**** LISTING
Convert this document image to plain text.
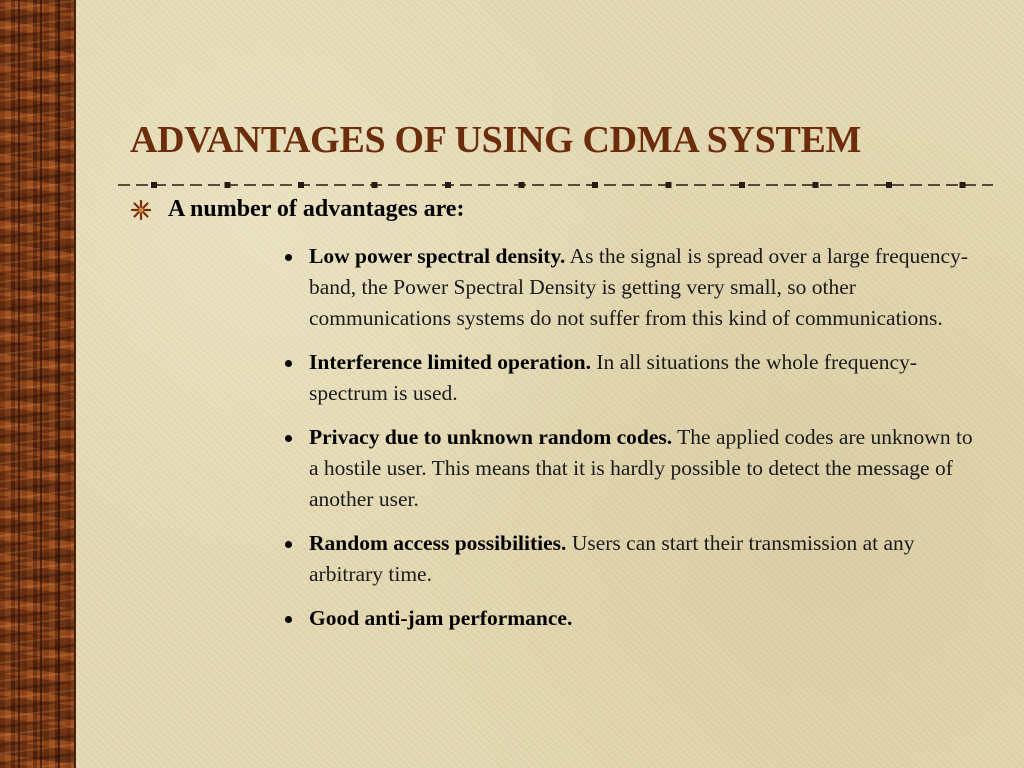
ADVANTAGES OF USING CDMA SYSTEM
A number of advantages are:
Low power spectral density. As the signal is spread over a large frequency-band, the Power Spectral Density is getting very small, so other communications systems do not suffer from this kind of communications.
Interference limited operation. In all situations the whole frequency-spectrum is used.
Privacy due to unknown random codes. The applied codes are unknown to a hostile user. This means that it is hardly possible to detect the message of another user.
Random access possibilities. Users can start their transmission at any arbitrary time.
Good anti-jam performance.
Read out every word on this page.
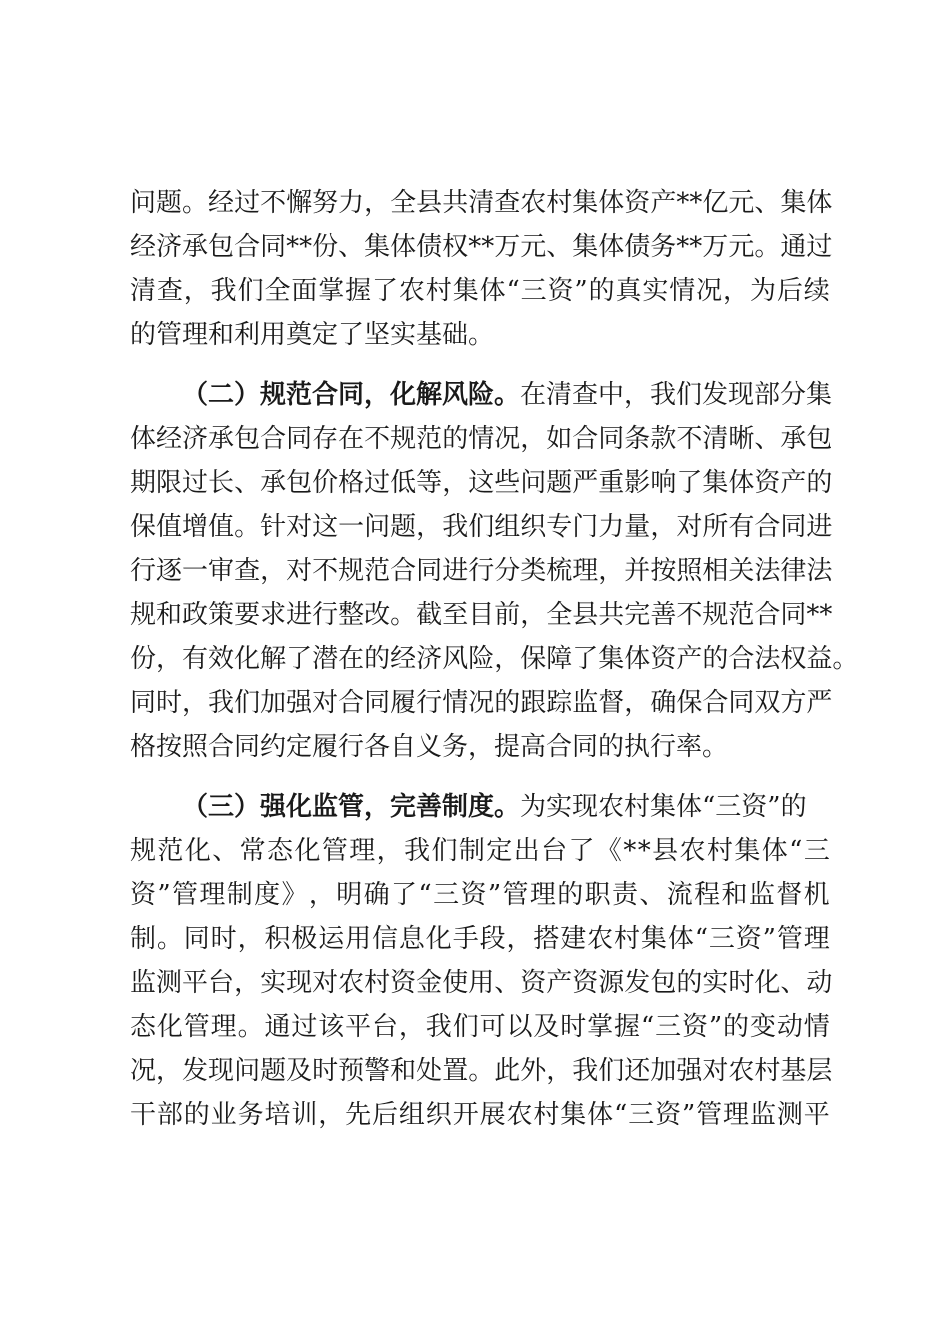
问 题 。 经 过 不 懈 努 力 ， 全 县 共 清 查 农 村 集 体 资 产 * * 亿 元 、 集 体
经 济 承 包 合 同 * * 份 、 集 体 债 权 * * 万 元 、 集 体 债 务 * * 万 元 。 通 过
清 查 ， 我 们 全 面 掌 握 了 农 村 集 体 “ 三 资 ” 的 真 实 情 况 ， 为 后 续
的管理和利用奠定了坚实基础。
（二）规范合同，化解风险。 在清查中，我们发现部分集
体 经 济 承 包 合 同 存 在 不 规 范 的 情 况 ， 如 合 同 条 款 不 清 晰 、 承 包
期 限 过 长 、 承 包 价 格 过 低 等 ， 这 些 问 题 严 重 影 响 了 集 体 资 产 的
保 值 增 值 。 针 对 这 一 问 题 ， 我 们 组 织 专 门 力 量 ， 对 所 有 合 同 进
行 逐 一 审 查 ， 对 不 规 范 合 同 进 行 分 类 梳 理 ， 并 按 照 相 关 法 律 法
规 和 政 策 要 求 进 行 整 改 。 截 至 目 前 ， 全 县 共 完 善 不 规 范 合 同 * *
份 ， 有 效 化 解 了 潜 在 的 经 济 风 险 ， 保 障 了 集 体 资 产 的 合 法 权 益 。
同 时 ， 我 们 加 强 对 合 同 履 行 情 况 的 跟 踪 监 督 ， 确 保 合 同 双 方 严
格按照合同约定履行各自义务，提高合同的执行率。
（三）强化监管，完善制度。 为实现农村集体“三资”的
规 范 化 、 常 态 化 管 理 ， 我 们 制 定 出 台 了 《 * * 县 农 村 集 体 “ 三
资 ” 管 理 制 度 》 ， 明 确 了 “ 三 资 ” 管 理 的 职 责 、 流 程 和 监 督 机
制 。 同 时 ， 积 极 运 用 信 息 化 手 段 ， 搭 建 农 村 集 体 “ 三 资 ” 管 理
监 测 平 台 ， 实 现 对 农 村 资 金 使 用 、 资 产 资 源 发 包 的 实 时 化 、 动
态 化 管 理 。 通 过 该 平 台 ， 我 们 可 以 及 时 掌 握 “ 三 资 ” 的 变 动 情
况 ， 发 现 问 题 及 时 预 警 和 处 置 。 此 外 ， 我 们 还 加 强 对 农 村 基 层
干 部 的 业 务 培 训 ， 先 后 组 织 开 展 农 村 集 体 “ 三 资 ” 管 理 监 测 平
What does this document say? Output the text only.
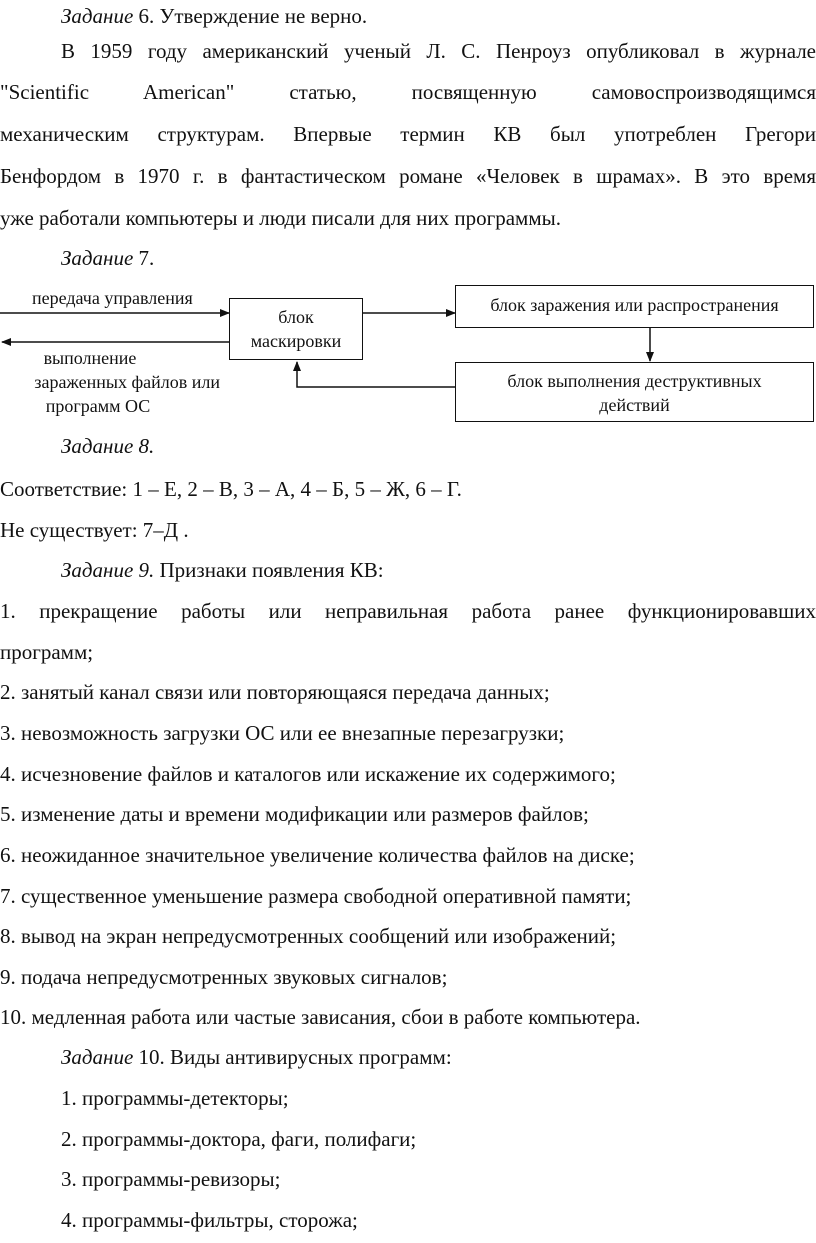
Задание 6. Утверждение не верно.
В 1959 году американский ученый Л. С. Пенроуз опубликовал в журнале
"Scientific American" статью, посвященную самовоспроизводящимся
механическим структурам. Впервые термин КВ был употреблен Грегори
Бенфордом в 1970 г. в фантастическом романе «Человек в шрамах». В это время
уже работали компьютеры и люди писали для них программы.
Задание 7.
передача управления
выполнение
зараженных файлов или
программ ОС
блок
маскировки
блок заражения или распространения
блок выполнения деструктивных
действий
Задание 8.
Соответствие: 1 – Е, 2 – В, 3 – А, 4 – Б, 5 – Ж, 6 – Г.
Не существует: 7–Д .
Задание 9. Признаки появления КВ:
1. прекращение работы или неправильная работа ранее функционировавших
программ;
2. занятый канал связи или повторяющаяся передача данных;
3. невозможность загрузки ОС или ее внезапные перезагрузки;
4. исчезновение файлов и каталогов или искажение их содержимого;
5. изменение даты и времени модификации или размеров файлов;
6. неожиданное значительное увеличение количества файлов на диске;
7. существенное уменьшение размера свободной оперативной памяти;
8. вывод на экран непредусмотренных сообщений или изображений;
9. подача непредусмотренных звуковых сигналов;
10. медленная работа или частые зависания, сбои в работе компьютера.
Задание 10. Виды антивирусных программ:
1. программы-детекторы;
2. программы-доктора, фаги, полифаги;
3. программы-ревизоры;
4. программы-фильтры, сторожа;
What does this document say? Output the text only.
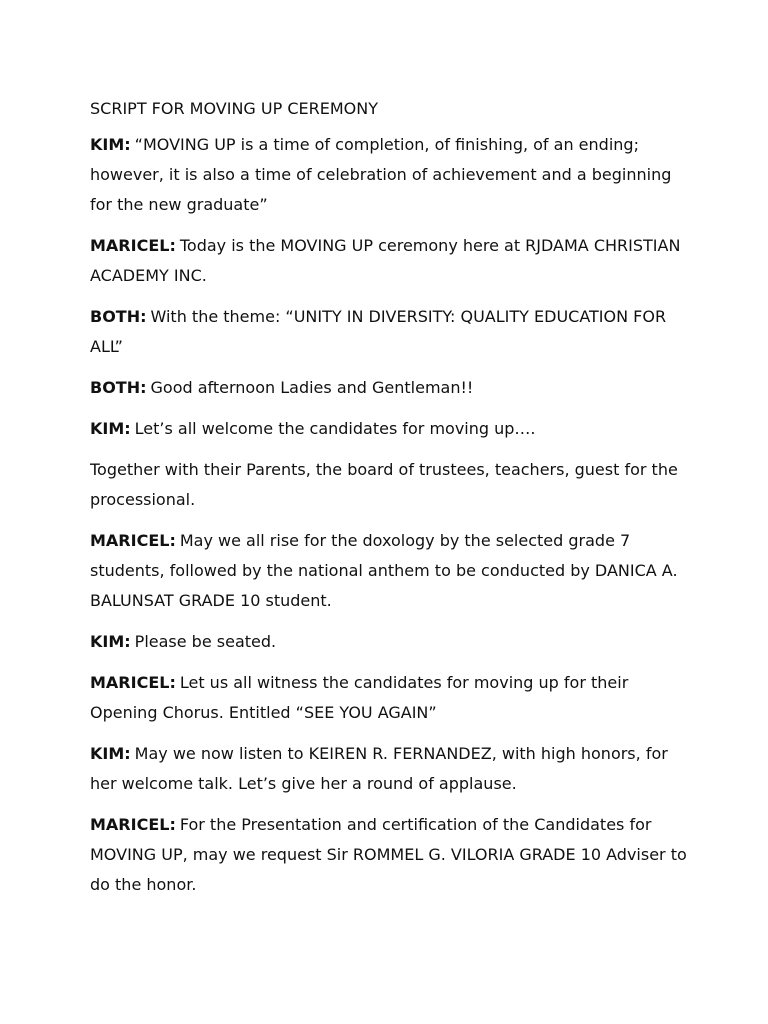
SCRIPT FOR MOVING UP CEREMONY

KIM: “MOVING UP is a time of completion, of finishing, of an ending; however, it is also a time of celebration of achievement and a beginning for the new graduate”

MARICEL: Today is the MOVING UP ceremony here at RJDAMA CHRISTIAN ACADEMY INC.

BOTH: With the theme: “UNITY IN DIVERSITY: QUALITY EDUCATION FOR ALL”

BOTH: Good afternoon Ladies and Gentleman!!

KIM: Let’s all welcome the candidates for moving up….

Together with their Parents, the board of trustees, teachers, guest for the processional.

MARICEL: May we all rise for the doxology by the selected grade 7 students, followed by the national anthem to be conducted by DANICA A. BALUNSAT GRADE 10 student.

KIM: Please be seated.

MARICEL: Let us all witness the candidates for moving up for their Opening Chorus. Entitled “SEE YOU AGAIN”

KIM: May we now listen to KEIREN R. FERNANDEZ, with high honors, for her welcome talk. Let’s give her a round of applause.

MARICEL: For the Presentation and certification of the Candidates for MOVING UP, may we request Sir ROMMEL G. VILORIA GRADE 10 Adviser to do the honor.
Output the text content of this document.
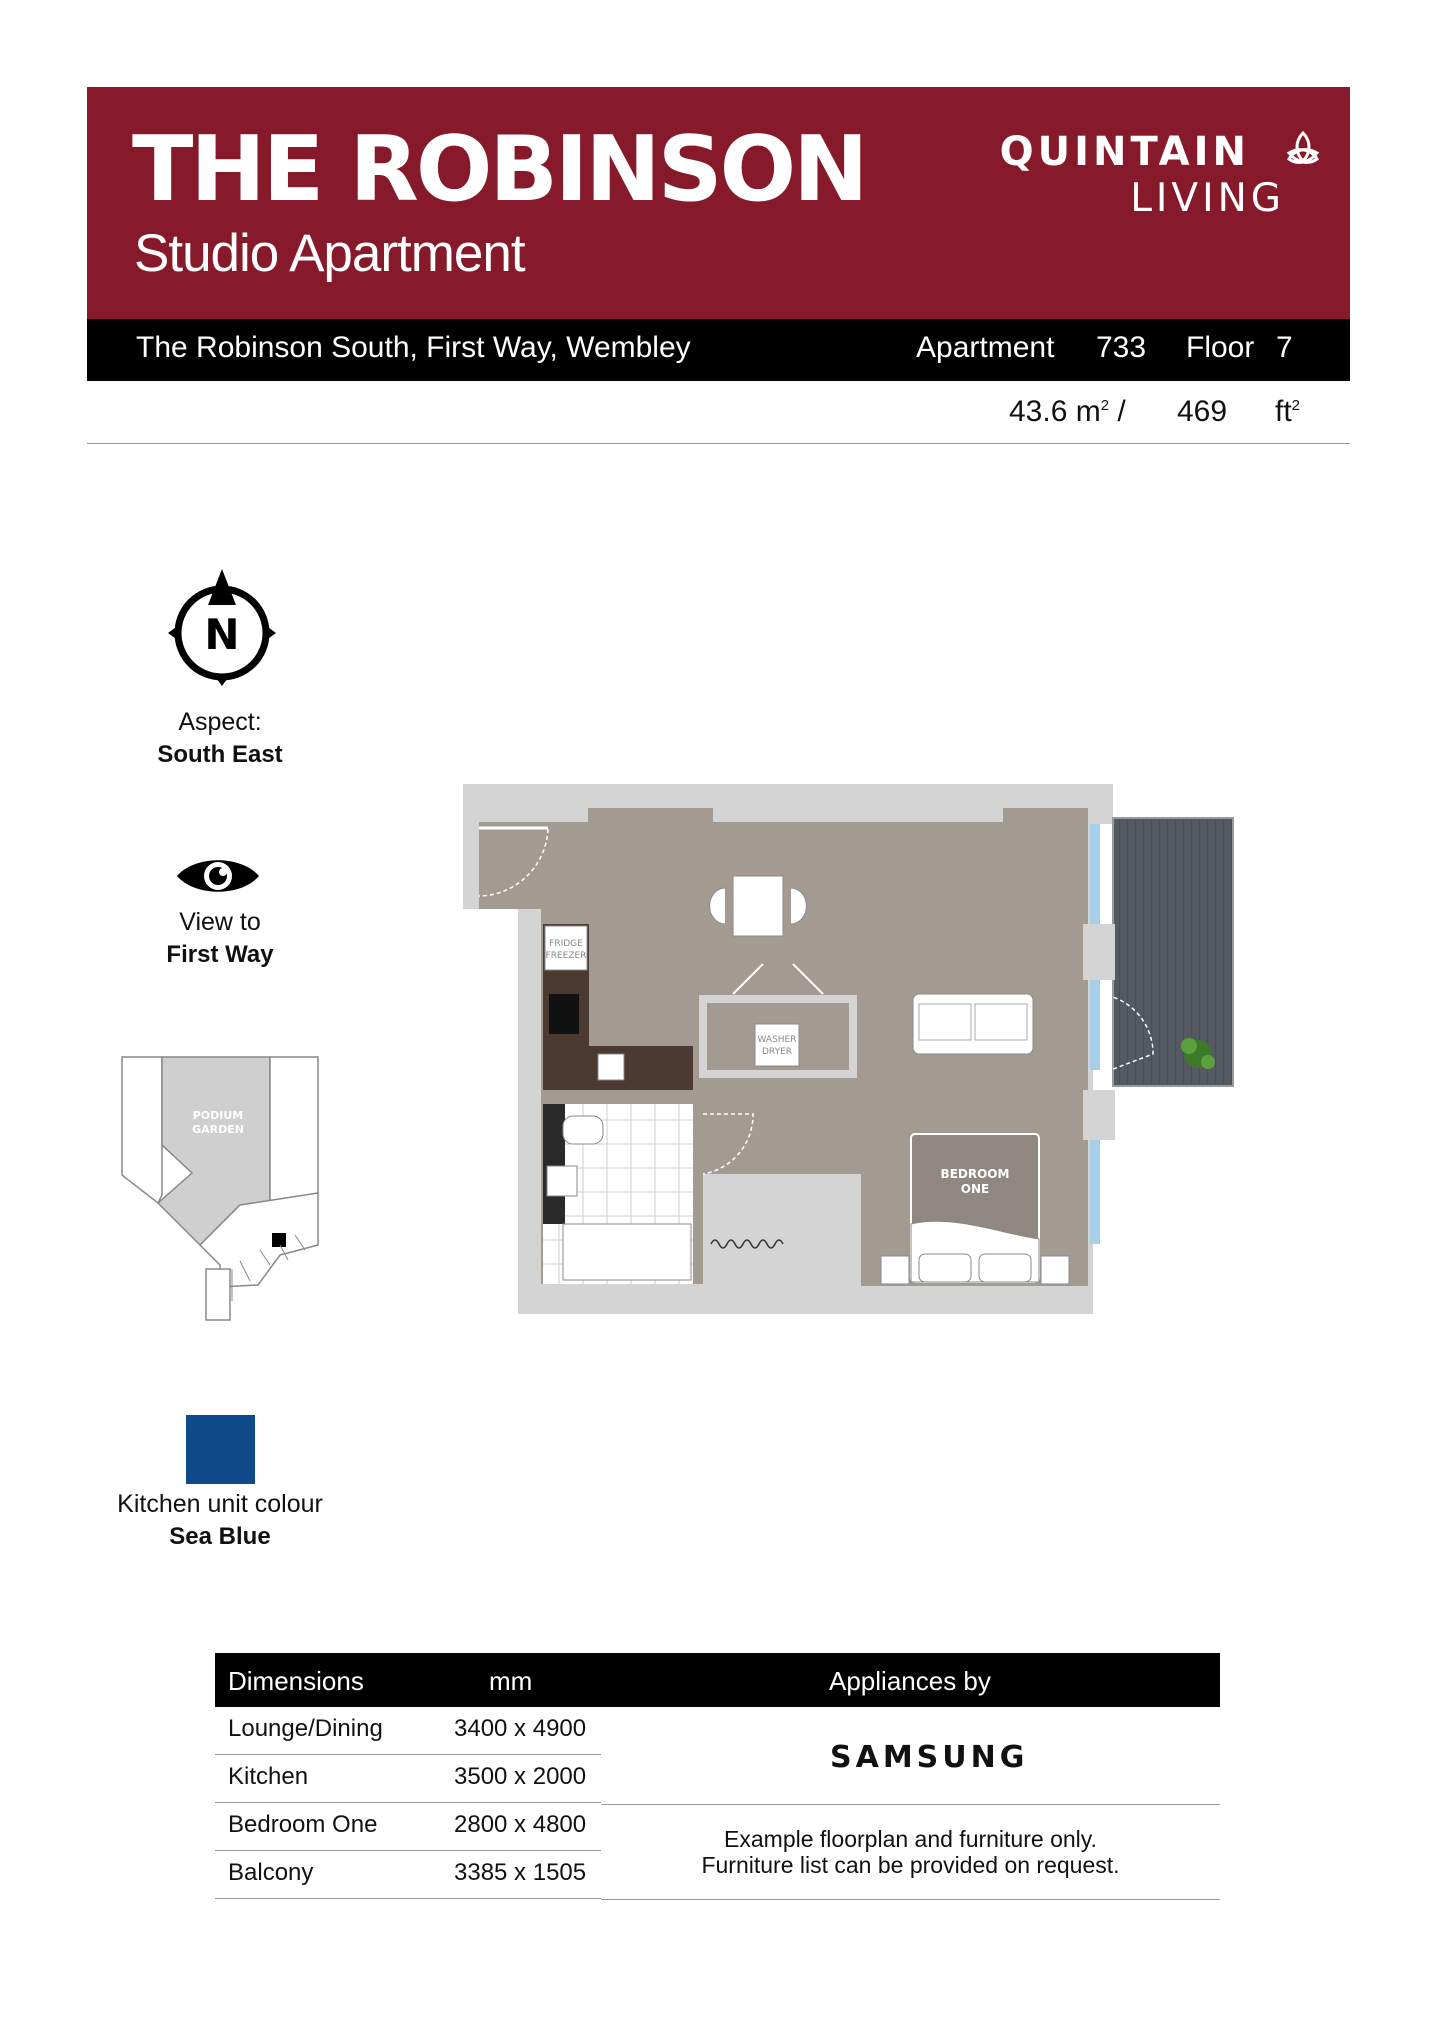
THE ROBINSON
Studio Apartment
QUINTAIN
LIVING
The Robinson South, First Way, Wembley	Apartment 733 Floor 7
43.6 $m^2 / 469$ $ft^2$
N
Aspect:
South East
View to
First Way
PODIUM GARDEN
Kitchen unit colour
Sea Blue
FRIDGE
FREEZER
WASHER
DRYER
BEDROOM
ONE
Dimensions	mm	Appliances by
Lounge/Dining	3400 x 4900
Kitchen	3500 x 2000
Bedroom One	2800 x 4800
Balcony	3385 x 1505
SAMSUNG
Example floorplan and furniture only.
Furniture list can be provided on request.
********
Only lines with "MARICEL" are wanted here; list each of them.

MARICEL: Today is the MOVING UP ceremony here at RJDAMA CHRISTIAN ACADEMY INC.
MARICEL: May we all rise for the doxology by the selected grade 7 students, followed by the national anthem to be conducted by DANICA A. BALUNSAT GRADE 10 student.
MARICEL: Let us all witness the candidates for moving up for their Opening Chorus. Entitled “SEE YOU AGAIN”
MARICEL: For the Presentation and certification of the Candidates for MOVING UP, may we request Sir ROMMEL G. VILORIA GRADE 10 Adviser to do the honor.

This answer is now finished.